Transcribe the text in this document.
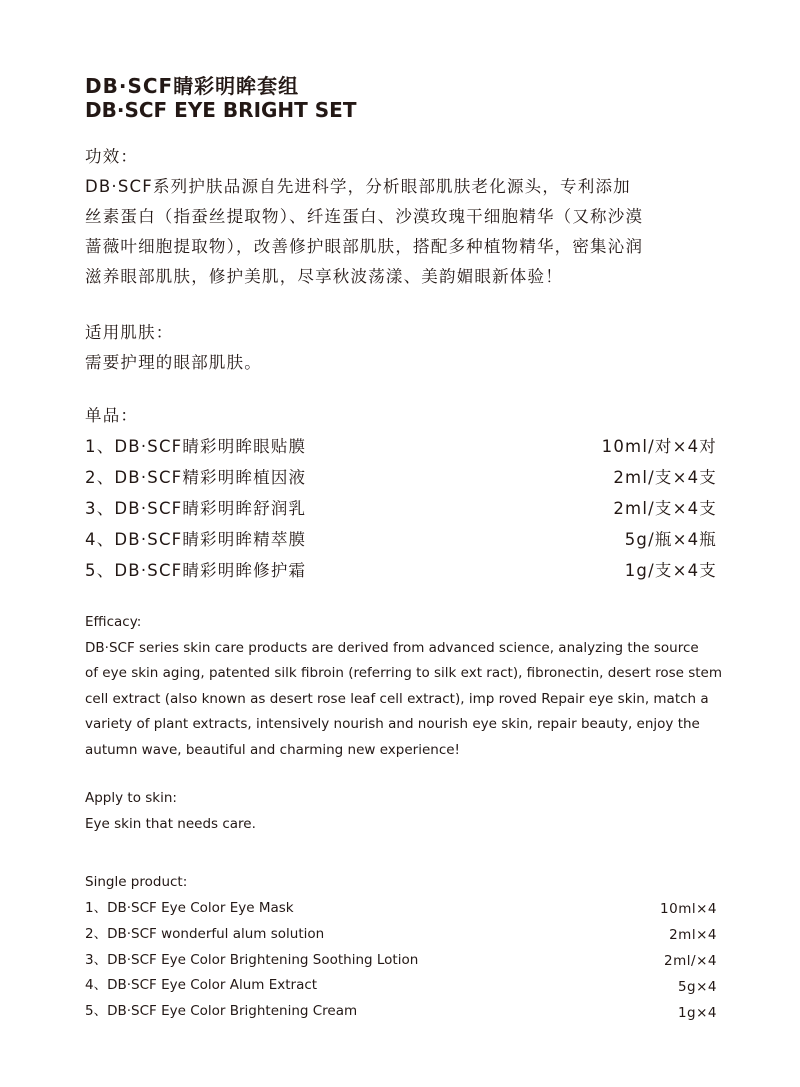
DB·SCF睛彩明眸套组
DB·SCF EYE BRIGHT SET
功效：
DB·SCF系列护肤品源自先进科学，分析眼部肌肤老化源头，专利添加
丝素蛋白（指蚕丝提取物）、纤连蛋白、沙漠玫瑰干细胞精华（又称沙漠
蔷薇叶细胞提取物），改善修护眼部肌肤，搭配多种植物精华，密集沁润
滋养眼部肌肤，修护美肌，尽享秋波荡漾、美韵媚眼新体验！
适用肌肤：
需要护理的眼部肌肤。
单品：
1、DB·SCF睛彩明眸眼贴膜	10ml/对×4对
2、DB·SCF精彩明眸植因液	2ml/支×4支
3、DB·SCF睛彩明眸舒润乳	2ml/支×4支
4、DB·SCF睛彩明眸精萃膜	5g/瓶×4瓶
5、DB·SCF睛彩明眸修护霜	1g/支×4支
Efficacy:
DB·SCF series skin care products are derived from advanced science, analyzing the source
of eye skin aging, patented silk fibroin (referring to silk ext ract), fibronectin, desert rose stem
cell extract (also known as desert rose leaf cell extract), imp roved Repair eye skin, match a
variety of plant extracts, intensively nourish and nourish eye skin, repair beauty, enjoy the
autumn wave, beautiful and charming new experience!
Apply to skin:
Eye skin that needs care.
Single product:
1、DB·SCF Eye Color Eye Mask	10ml×4
2、DB·SCF wonderful alum solution	2ml×4
3、DB·SCF Eye Color Brightening Soothing Lotion	2ml/×4
4、DB·SCF Eye Color Alum Extract	5g×4
5、DB·SCF Eye Color Brightening Cream	1g×4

· · · · ·

**EXERCISE AIM:**
Without including the pictures, reproduce all entries exactly.

**TASK RESPONSE:**
Transcribe the text in this document.
DB·SCF睛彩明眸套组
DB·SCF EYE BRIGHT SET
功效：
DB·SCF系列护肤品源自先进科学，分析眼部肌肤老化源头，专利添加
丝素蛋白（指蚕丝提取物）、纤连蛋白、沙漠玫瑰干细胞精华（又称沙漠
蔷薇叶细胞提取物），改善修护眼部肌肤，搭配多种植物精华，密集沁润
滋养眼部肌肤，修护美肌，尽享秋波荡漾、美韵媚眼新体验！
适用肌肤：
需要护理的眼部肌肤。
单品：
1、DB·SCF睛彩明眸眼贴膜	10ml/对×4对
2、DB·SCF精彩明眸植因液	2ml/支×4支
3、DB·SCF睛彩明眸舒润乳	2ml/支×4支
4、DB·SCF睛彩明眸精萃膜	5g/瓶×4瓶
5、DB·SCF睛彩明眸修护霜	1g/支×4支
Efficacy:
DB·SCF series skin care products are derived from advanced science, analyzing the source
of eye skin aging, patented silk fibroin (referring to silk ext ract), fibronectin, desert rose stem
cell extract (also known as desert rose leaf cell extract), imp roved Repair eye skin, match a
variety of plant extracts, intensively nourish and nourish eye skin, repair beauty, enjoy the
autumn wave, beautiful and charming new experience!
Apply to skin:
Eye skin that needs care.
Single product:
1、DB·SCF Eye Color Eye Mask	10ml×4
2、DB·SCF wonderful alum solution	2ml×4
3、DB·SCF Eye Color Brightening Soothing Lotion	2ml/×4
4、DB·SCF Eye Color Alum Extract	5g×4
5、DB·SCF Eye Color Brightening Cream	1g×4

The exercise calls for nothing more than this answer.